**The exercise**
Filter the lines below, copying only those with the string "Všechna".

Records excerpted from a collection
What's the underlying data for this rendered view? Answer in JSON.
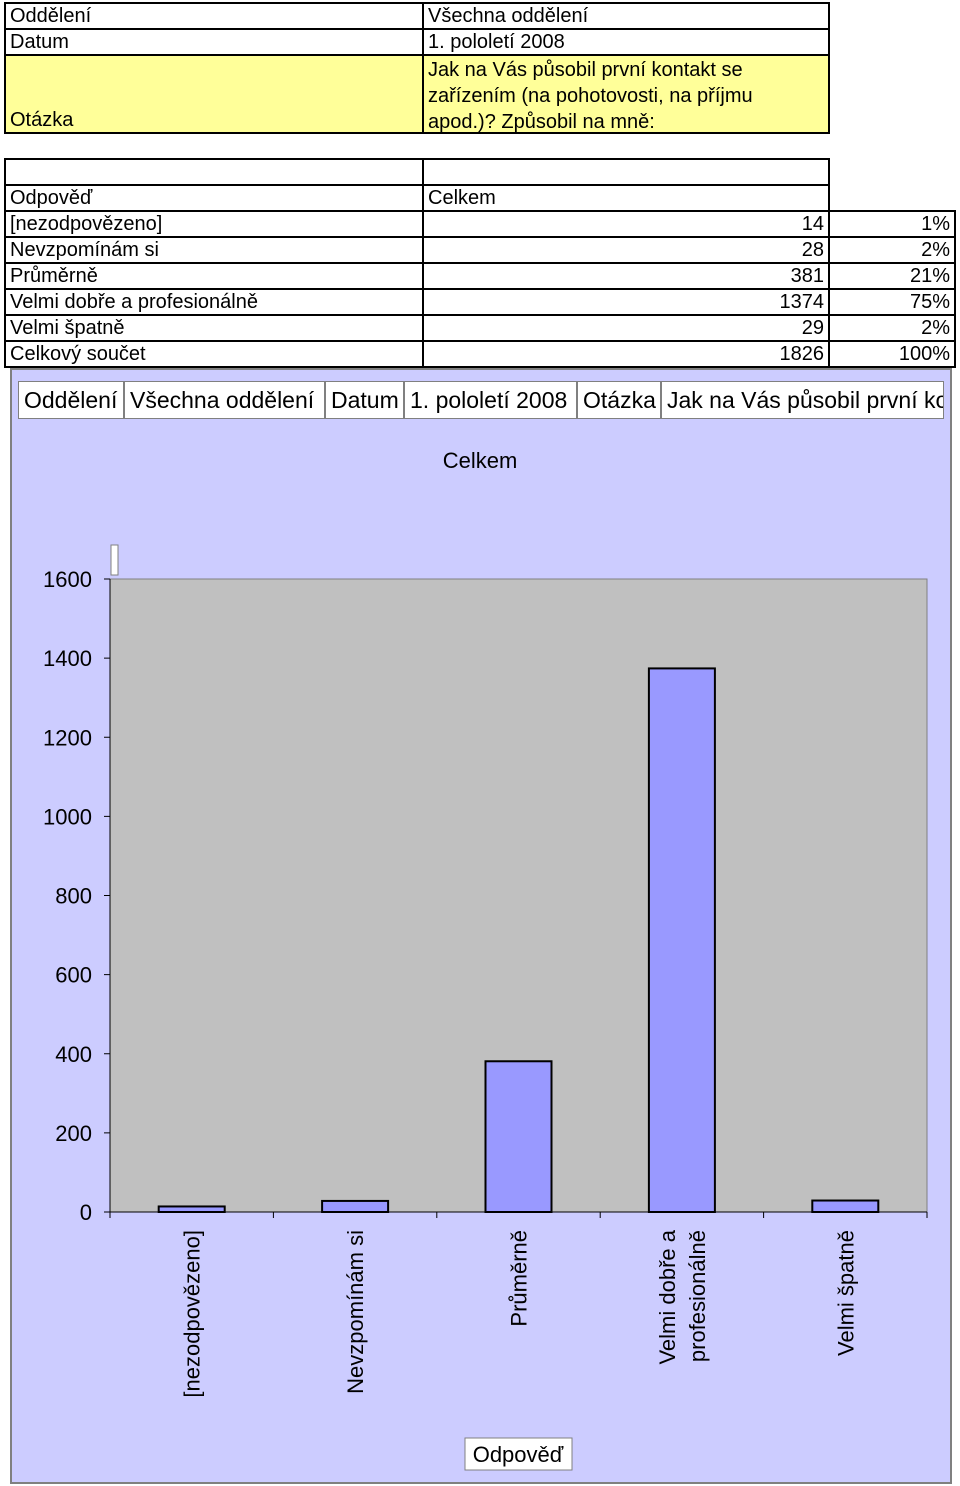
{
  "meta": {
    "department_label": "Oddělení",
    "department_value": "Všechna oddělení",
    "date_label": "Datum",
    "date_value": "1. pololetí 2008",
    "question_label": "Otázka",
    "question_value": "Jak na Vás působil první kontakt se zařízením (na pohotovosti, na příjmu apod.)? Způsobil na mně:"
  },
  "table": {
    "header_answer": "Odpověď",
    "header_total": "Celkem",
    "rows": [
      {
        "label": "[nezodpovězeno]",
        "count": "14",
        "pct": "1%"
      },
      {
        "label": "Nevzpomínám si",
        "count": "28",
        "pct": "2%"
      },
      {
        "label": "Průměrně",
        "count": "381",
        "pct": "21%"
      },
      {
        "label": "Velmi dobře a profesionálně",
        "count": "1374",
        "pct": "75%"
      },
      {
        "label": "Velmi špatně",
        "count": "29",
        "pct": "2%"
      }
    ],
    "total_row": {
      "label": "Celkový součet",
      "count": "1826",
      "pct": "100%"
    }
  },
  "pivot_header": {
    "f1": "Oddělení",
    "f2": "Všechna oddělení",
    "f3": "Datum",
    "f4": "1. pololetí 2008",
    "f5": "Otázka",
    "f6": "Jak na Vás působil první kontakt se zařízením (na pohotovosti, na příjmu apod.)? Způsobil na mně:"
  },
  "colors": {
    "panel": "#ccccff",
    "plot_area": "#c0c0c0",
    "bar": "#9999ff",
    "highlight": "#ffff99"
  },
  "chart_data": {
    "type": "bar",
    "title": "Celkem",
    "xlabel": "Odpověď",
    "ylabel": "",
    "categories": [
      "[nezodpovězeno]",
      "Nevzpomínám si",
      "Průměrně",
      "Velmi dobře a profesionálně",
      "Velmi špatně"
    ],
    "category_lines": [
      [
        "[nezodpovězeno]"
      ],
      [
        "Nevzpomínám si"
      ],
      [
        "Průměrně"
      ],
      [
        "Velmi dobře a",
        "profesionálně"
      ],
      [
        "Velmi špatně"
      ]
    ],
    "values": [
      14,
      28,
      381,
      1374,
      29
    ],
    "ylim": [
      0,
      1600
    ],
    "yticks": [
      0,
      200,
      400,
      600,
      800,
      1000,
      1200,
      1400,
      1600
    ],
    "grid": false,
    "legend": "none"
  }
}
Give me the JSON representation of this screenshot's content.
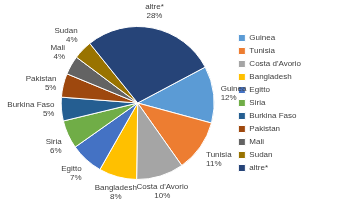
{
  "chart_data": {
    "type": "pie",
    "categories": [
      "Guinea",
      "Tunisia",
      "Costa d'Avorio",
      "Bangladesh",
      "Egitto",
      "Siria",
      "Burkina Faso",
      "Pakistan",
      "Mali",
      "Sudan",
      "altre*"
    ],
    "values": [
      12,
      11,
      10,
      8,
      7,
      6,
      5,
      5,
      4,
      4,
      28
    ],
    "value_labels": [
      "12%",
      "11%",
      "10%",
      "8%",
      "7%",
      "6%",
      "5%",
      "5%",
      "4%",
      "4%",
      "28%"
    ],
    "colors": [
      "#5b9bd5",
      "#ed7d31",
      "#a5a5a5",
      "#ffc000",
      "#4472c4",
      "#70ad47",
      "#255e91",
      "#9e480e",
      "#636363",
      "#997300",
      "#264478"
    ],
    "legend": "right",
    "data_labels": true
  }
}
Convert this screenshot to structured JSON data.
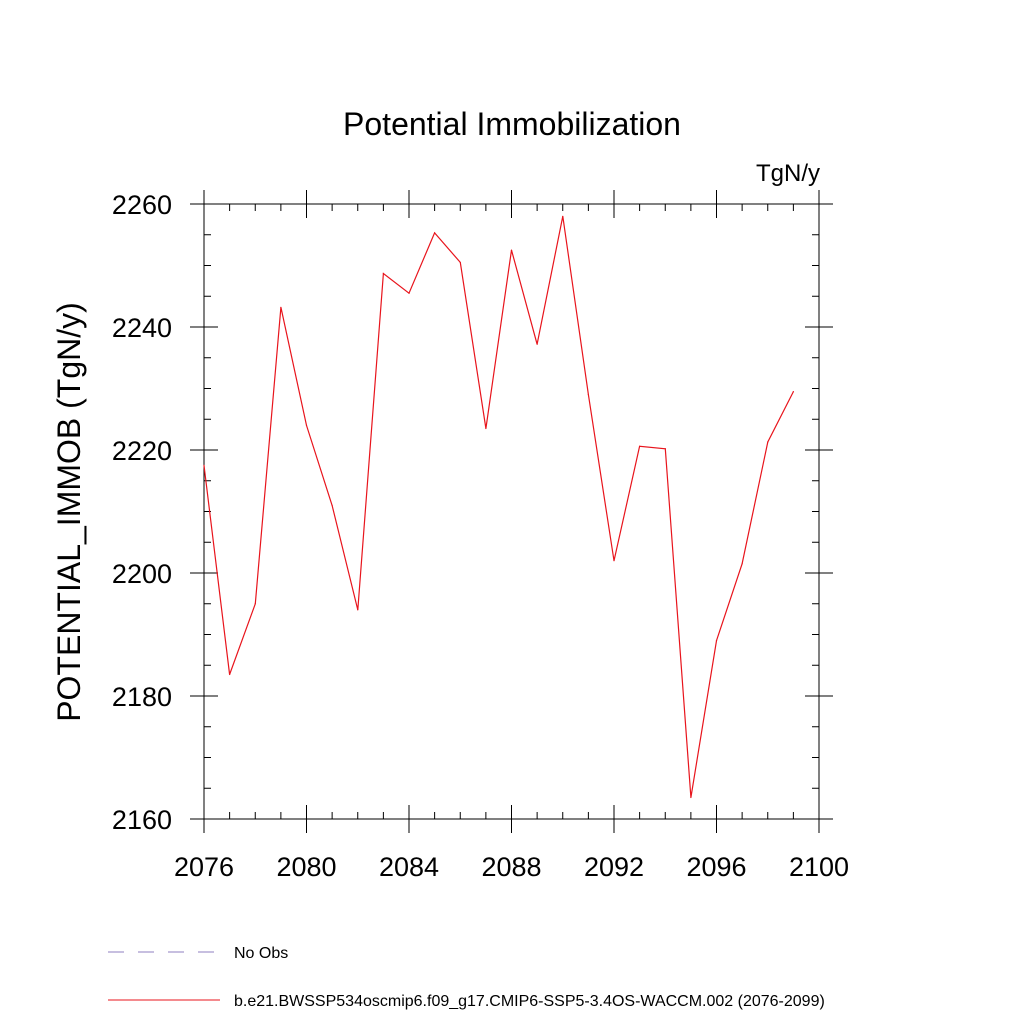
{
  "chart_data": {
    "type": "line",
    "title": "Potential Immobilization",
    "units_label": "TgN/y",
    "ylabel": "POTENTIAL_IMMOB  (TgN/y)",
    "xlabel": "",
    "xlim": [
      2076,
      2100
    ],
    "ylim": [
      2160,
      2260
    ],
    "x_ticks": [
      2076,
      2080,
      2084,
      2088,
      2092,
      2096,
      2100
    ],
    "y_ticks": [
      2160,
      2180,
      2200,
      2220,
      2240,
      2260
    ],
    "grid": false,
    "legend_position": "bottom-left",
    "series": [
      {
        "name": "b.e21.BWSSP534oscmip6.f09_g17.CMIP6-SSP5-3.4OS-WACCM.002 (2076-2099)",
        "color": "#e8141c",
        "style": "solid",
        "x": [
          2076,
          2077,
          2078,
          2079,
          2080,
          2081,
          2082,
          2083,
          2084,
          2085,
          2086,
          2087,
          2088,
          2089,
          2090,
          2091,
          2092,
          2093,
          2094,
          2095,
          2096,
          2097,
          2098,
          2099
        ],
        "values": [
          2217.5,
          2183.5,
          2195.0,
          2243.2,
          2224.0,
          2211.0,
          2194.0,
          2248.7,
          2245.5,
          2255.3,
          2250.5,
          2223.5,
          2252.5,
          2237.2,
          2258.0,
          2229.0,
          2202.0,
          2220.6,
          2220.2,
          2163.5,
          2189.0,
          2201.5,
          2221.3,
          2229.5
        ]
      }
    ],
    "legend": [
      {
        "label": "No Obs",
        "color": "#8f7fc0",
        "style": "dashed"
      },
      {
        "label": "b.e21.BWSSP534oscmip6.f09_g17.CMIP6-SSP5-3.4OS-WACCM.002 (2076-2099)",
        "color": "#e8141c",
        "style": "solid"
      }
    ]
  }
}
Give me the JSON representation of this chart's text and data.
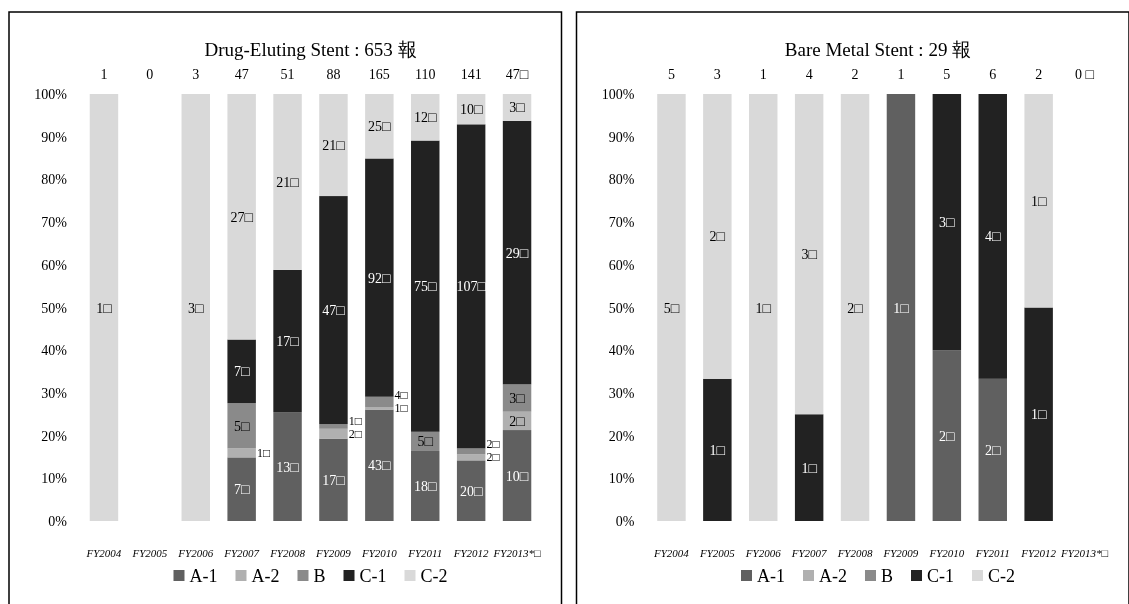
{
  "chart_data": [
    {
      "type": "bar",
      "stacked": true,
      "title": "Drug-Eluting Stent : 653 報",
      "categories": [
        "FY2004",
        "FY2005",
        "FY2006",
        "FY2007",
        "FY2008",
        "FY2009",
        "FY2010",
        "FY2011",
        "FY2012",
        "FY2013*□"
      ],
      "ylim": [
        0,
        100
      ],
      "yticks": [
        {
          "value": 0,
          "label": "0%"
        },
        {
          "value": 10,
          "label": "10%"
        },
        {
          "value": 20,
          "label": "20%"
        },
        {
          "value": 30,
          "label": "30%"
        },
        {
          "value": 40,
          "label": "40%"
        },
        {
          "value": 50,
          "label": "50%"
        },
        {
          "value": 60,
          "label": "60%"
        },
        {
          "value": 70,
          "label": "70%"
        },
        {
          "value": 80,
          "label": "80%"
        },
        {
          "value": 90,
          "label": "90%"
        },
        {
          "value": 100,
          "label": "100%"
        }
      ],
      "legend": "bottom",
      "series": [
        {
          "name": "A-1",
          "color": "#606060",
          "values": [
            null,
            null,
            null,
            14.9,
            25.5,
            19.3,
            26.1,
            16.4,
            14.2,
            21.3
          ]
        },
        {
          "name": "A-2",
          "color": "#b0b0b0",
          "values": [
            null,
            null,
            null,
            2.1,
            null,
            2.3,
            0.6,
            null,
            1.4,
            4.3
          ]
        },
        {
          "name": "B",
          "color": "#8a8a8a",
          "values": [
            null,
            null,
            null,
            10.6,
            null,
            1.1,
            2.4,
            4.5,
            1.4,
            6.4
          ]
        },
        {
          "name": "C-1",
          "color": "#222222",
          "values": [
            null,
            null,
            null,
            14.9,
            33.3,
            53.4,
            55.8,
            68.2,
            75.9,
            61.7
          ]
        },
        {
          "name": "C-2",
          "color": "#d9d9d9",
          "values": [
            100,
            null,
            100,
            57.5,
            41.2,
            23.9,
            15.1,
            10.9,
            7.1,
            6.3
          ]
        }
      ],
      "annotations": [
        "1",
        "0",
        "3",
        "47",
        "51",
        "88",
        "165",
        "110",
        "141",
        "47□",
        "1□",
        "3□",
        "7□",
        "1□",
        "5□",
        "7□",
        "27□",
        "13□",
        "17□",
        "21□",
        "17□",
        "2□",
        "1□",
        "47□",
        "21□",
        "43□",
        "1□",
        "4□",
        "92□",
        "25□",
        "18□",
        "5□",
        "75□",
        "12□",
        "20□",
        "2□",
        "2□",
        "107□",
        "10□",
        "10□",
        "2□",
        "3□",
        "29□",
        "3□"
      ]
    },
    {
      "type": "bar",
      "stacked": true,
      "title": "Bare Metal Stent : 29 報",
      "categories": [
        "FY2004",
        "FY2005",
        "FY2006",
        "FY2007",
        "FY2008",
        "FY2009",
        "FY2010",
        "FY2011",
        "FY2012",
        "FY2013*□"
      ],
      "ylim": [
        0,
        100
      ],
      "yticks": [
        {
          "value": 0,
          "label": "0%"
        },
        {
          "value": 10,
          "label": "10%"
        },
        {
          "value": 20,
          "label": "20%"
        },
        {
          "value": 30,
          "label": "30%"
        },
        {
          "value": 40,
          "label": "40%"
        },
        {
          "value": 50,
          "label": "50%"
        },
        {
          "value": 60,
          "label": "60%"
        },
        {
          "value": 70,
          "label": "70%"
        },
        {
          "value": 80,
          "label": "80%"
        },
        {
          "value": 90,
          "label": "90%"
        },
        {
          "value": 100,
          "label": "100%"
        }
      ],
      "legend": "bottom",
      "series": [
        {
          "name": "A-1",
          "color": "#606060",
          "values": [
            null,
            null,
            null,
            null,
            null,
            100,
            40,
            33.3,
            null,
            null
          ]
        },
        {
          "name": "A-2",
          "color": "#b0b0b0",
          "values": [
            null,
            null,
            null,
            null,
            null,
            null,
            null,
            null,
            null,
            null
          ]
        },
        {
          "name": "B",
          "color": "#8a8a8a",
          "values": [
            null,
            null,
            null,
            null,
            null,
            null,
            null,
            null,
            null,
            null
          ]
        },
        {
          "name": "C-1",
          "color": "#222222",
          "values": [
            null,
            33.3,
            null,
            25,
            null,
            null,
            60,
            66.7,
            50,
            null
          ]
        },
        {
          "name": "C-2",
          "color": "#d9d9d9",
          "values": [
            100,
            66.7,
            100,
            75,
            100,
            null,
            null,
            null,
            50,
            null
          ]
        }
      ],
      "annotations": [
        "5",
        "3",
        "1",
        "4",
        "2",
        "1",
        "5",
        "6",
        "2",
        "0 □",
        "5□",
        "1□",
        "2□",
        "1□",
        "1□",
        "3□",
        "2□",
        "1□",
        "2□",
        "3□",
        "2□",
        "4□",
        "1□",
        "1□"
      ]
    }
  ]
}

**Result for this exercise**
    "department_value": "Všechna oddělení",
    "f2": "Všechna oddělení",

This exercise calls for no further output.